Given task ▸ Find each line with the string "IICR" and copy it.

[Stored entries]
....
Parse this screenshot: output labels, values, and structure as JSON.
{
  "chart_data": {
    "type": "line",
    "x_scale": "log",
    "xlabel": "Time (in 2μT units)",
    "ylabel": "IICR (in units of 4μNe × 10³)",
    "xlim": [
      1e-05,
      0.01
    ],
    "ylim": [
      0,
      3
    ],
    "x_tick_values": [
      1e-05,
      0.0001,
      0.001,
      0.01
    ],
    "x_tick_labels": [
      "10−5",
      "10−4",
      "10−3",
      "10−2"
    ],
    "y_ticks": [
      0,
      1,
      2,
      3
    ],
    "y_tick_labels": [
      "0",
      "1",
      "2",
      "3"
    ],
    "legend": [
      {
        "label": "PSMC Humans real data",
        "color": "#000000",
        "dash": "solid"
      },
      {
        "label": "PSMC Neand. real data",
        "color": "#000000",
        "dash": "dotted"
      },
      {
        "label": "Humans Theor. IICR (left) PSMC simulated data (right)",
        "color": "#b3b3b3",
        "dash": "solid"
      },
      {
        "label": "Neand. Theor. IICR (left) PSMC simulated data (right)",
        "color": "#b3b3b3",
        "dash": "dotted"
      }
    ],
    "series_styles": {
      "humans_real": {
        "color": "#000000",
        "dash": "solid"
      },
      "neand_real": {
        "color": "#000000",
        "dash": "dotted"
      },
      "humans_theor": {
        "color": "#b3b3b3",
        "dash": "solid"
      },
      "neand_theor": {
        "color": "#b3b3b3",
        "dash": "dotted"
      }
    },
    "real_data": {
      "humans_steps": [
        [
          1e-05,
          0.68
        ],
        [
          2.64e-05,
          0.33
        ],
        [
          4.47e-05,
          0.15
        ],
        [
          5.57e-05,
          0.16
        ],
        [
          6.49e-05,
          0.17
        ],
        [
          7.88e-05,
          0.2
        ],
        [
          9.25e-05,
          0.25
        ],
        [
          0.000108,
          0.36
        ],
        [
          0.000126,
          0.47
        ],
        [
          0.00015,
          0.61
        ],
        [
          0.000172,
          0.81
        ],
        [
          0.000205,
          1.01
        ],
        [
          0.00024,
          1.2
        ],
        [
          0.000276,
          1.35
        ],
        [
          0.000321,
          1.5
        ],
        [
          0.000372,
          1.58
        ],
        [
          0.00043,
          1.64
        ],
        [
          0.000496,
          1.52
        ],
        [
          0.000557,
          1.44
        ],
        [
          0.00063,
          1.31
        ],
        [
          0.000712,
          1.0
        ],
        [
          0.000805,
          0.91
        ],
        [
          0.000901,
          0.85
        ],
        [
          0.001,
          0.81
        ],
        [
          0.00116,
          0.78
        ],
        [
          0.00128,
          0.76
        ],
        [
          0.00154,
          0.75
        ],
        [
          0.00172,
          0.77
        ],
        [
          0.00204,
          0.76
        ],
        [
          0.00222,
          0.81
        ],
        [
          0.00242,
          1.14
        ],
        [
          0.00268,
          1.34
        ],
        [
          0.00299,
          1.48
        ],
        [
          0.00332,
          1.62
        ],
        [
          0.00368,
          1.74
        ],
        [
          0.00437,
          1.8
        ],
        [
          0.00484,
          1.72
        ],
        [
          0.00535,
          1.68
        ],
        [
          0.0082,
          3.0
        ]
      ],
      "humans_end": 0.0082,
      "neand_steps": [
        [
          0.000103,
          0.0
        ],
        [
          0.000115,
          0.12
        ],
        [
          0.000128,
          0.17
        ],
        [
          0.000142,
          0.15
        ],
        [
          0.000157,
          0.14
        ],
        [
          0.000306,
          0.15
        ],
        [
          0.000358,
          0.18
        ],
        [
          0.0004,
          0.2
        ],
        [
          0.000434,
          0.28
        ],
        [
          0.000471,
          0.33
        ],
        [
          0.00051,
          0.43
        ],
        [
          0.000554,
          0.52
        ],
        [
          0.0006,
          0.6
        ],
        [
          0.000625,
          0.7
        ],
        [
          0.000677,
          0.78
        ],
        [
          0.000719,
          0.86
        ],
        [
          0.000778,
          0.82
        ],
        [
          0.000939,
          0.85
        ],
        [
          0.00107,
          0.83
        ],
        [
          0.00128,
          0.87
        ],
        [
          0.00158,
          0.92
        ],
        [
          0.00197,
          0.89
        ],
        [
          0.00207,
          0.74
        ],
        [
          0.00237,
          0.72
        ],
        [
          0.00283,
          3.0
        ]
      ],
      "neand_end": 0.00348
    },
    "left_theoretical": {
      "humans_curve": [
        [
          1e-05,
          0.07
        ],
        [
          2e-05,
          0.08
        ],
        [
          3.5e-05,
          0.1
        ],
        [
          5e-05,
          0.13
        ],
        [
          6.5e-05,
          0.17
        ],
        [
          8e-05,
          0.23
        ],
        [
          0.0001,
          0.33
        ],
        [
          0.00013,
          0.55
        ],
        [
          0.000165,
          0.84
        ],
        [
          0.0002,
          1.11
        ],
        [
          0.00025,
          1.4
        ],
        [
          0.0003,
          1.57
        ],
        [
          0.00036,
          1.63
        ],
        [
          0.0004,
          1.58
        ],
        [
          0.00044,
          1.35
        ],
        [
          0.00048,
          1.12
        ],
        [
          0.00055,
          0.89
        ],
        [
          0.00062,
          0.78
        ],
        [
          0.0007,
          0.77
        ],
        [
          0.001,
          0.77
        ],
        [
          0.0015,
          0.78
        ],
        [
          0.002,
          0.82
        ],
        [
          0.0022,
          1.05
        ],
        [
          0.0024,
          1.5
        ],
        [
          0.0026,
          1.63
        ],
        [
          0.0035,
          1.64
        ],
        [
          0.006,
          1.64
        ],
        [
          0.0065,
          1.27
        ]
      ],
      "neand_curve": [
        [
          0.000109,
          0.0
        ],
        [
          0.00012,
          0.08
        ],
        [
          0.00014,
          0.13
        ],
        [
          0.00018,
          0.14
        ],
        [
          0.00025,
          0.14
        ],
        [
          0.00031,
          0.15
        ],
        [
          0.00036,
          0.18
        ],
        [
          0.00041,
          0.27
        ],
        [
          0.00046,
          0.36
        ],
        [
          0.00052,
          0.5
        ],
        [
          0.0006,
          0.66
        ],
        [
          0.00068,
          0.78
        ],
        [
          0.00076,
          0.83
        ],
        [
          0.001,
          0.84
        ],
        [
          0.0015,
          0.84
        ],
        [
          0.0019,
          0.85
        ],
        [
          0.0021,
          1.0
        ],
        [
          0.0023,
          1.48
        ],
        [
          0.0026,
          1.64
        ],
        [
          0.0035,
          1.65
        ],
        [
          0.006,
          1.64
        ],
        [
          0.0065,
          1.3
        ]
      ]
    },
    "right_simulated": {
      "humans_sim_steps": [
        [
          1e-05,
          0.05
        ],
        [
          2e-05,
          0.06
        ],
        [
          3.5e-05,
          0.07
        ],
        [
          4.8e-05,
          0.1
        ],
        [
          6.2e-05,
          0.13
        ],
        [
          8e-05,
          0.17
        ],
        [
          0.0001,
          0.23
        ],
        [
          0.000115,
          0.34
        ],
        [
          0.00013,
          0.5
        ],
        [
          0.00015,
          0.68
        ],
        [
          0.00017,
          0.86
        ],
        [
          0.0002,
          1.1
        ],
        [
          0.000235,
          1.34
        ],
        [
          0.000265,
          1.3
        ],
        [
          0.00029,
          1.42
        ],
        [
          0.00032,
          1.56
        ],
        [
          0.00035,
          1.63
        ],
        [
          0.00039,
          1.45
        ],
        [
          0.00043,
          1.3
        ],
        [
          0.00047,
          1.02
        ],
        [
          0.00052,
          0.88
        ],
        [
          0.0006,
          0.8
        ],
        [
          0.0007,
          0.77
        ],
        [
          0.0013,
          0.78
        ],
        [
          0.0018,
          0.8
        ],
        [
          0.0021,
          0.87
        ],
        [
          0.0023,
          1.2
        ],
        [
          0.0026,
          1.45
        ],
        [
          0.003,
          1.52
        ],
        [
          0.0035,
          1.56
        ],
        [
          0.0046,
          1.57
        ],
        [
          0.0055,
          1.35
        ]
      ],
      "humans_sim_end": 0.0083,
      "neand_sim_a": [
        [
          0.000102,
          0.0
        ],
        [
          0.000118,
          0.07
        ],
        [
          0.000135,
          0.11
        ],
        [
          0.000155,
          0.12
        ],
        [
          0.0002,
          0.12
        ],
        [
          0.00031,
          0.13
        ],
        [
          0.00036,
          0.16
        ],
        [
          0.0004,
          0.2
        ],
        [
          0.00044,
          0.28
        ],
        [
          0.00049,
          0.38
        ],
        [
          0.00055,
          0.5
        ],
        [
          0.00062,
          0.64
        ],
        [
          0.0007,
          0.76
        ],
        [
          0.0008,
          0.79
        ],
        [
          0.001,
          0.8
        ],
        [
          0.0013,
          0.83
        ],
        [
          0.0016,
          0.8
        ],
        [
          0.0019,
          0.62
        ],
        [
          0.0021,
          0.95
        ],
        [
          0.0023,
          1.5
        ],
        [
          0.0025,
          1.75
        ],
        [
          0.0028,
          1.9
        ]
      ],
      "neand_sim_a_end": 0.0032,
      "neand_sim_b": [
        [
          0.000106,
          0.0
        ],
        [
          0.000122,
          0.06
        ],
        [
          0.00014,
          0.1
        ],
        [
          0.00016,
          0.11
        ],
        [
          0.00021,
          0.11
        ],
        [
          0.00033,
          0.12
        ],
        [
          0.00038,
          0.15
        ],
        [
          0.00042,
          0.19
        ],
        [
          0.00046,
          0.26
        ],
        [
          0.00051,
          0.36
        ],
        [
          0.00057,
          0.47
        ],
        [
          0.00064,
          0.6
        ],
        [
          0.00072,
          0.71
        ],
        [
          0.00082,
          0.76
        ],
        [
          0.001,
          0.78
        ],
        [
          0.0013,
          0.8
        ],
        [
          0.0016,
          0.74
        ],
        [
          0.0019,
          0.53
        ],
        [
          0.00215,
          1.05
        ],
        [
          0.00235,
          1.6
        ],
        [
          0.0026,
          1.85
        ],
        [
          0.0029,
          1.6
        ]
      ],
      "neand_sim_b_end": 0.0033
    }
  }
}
....
Output ▸
    "ylabel": "IICR (in units of 4μNe × 10³)",
        "label": "Humans Theor. IICR (left) PSMC simulated data (right)",
        "label": "Neand. Theor. IICR (left) PSMC simulated data (right)",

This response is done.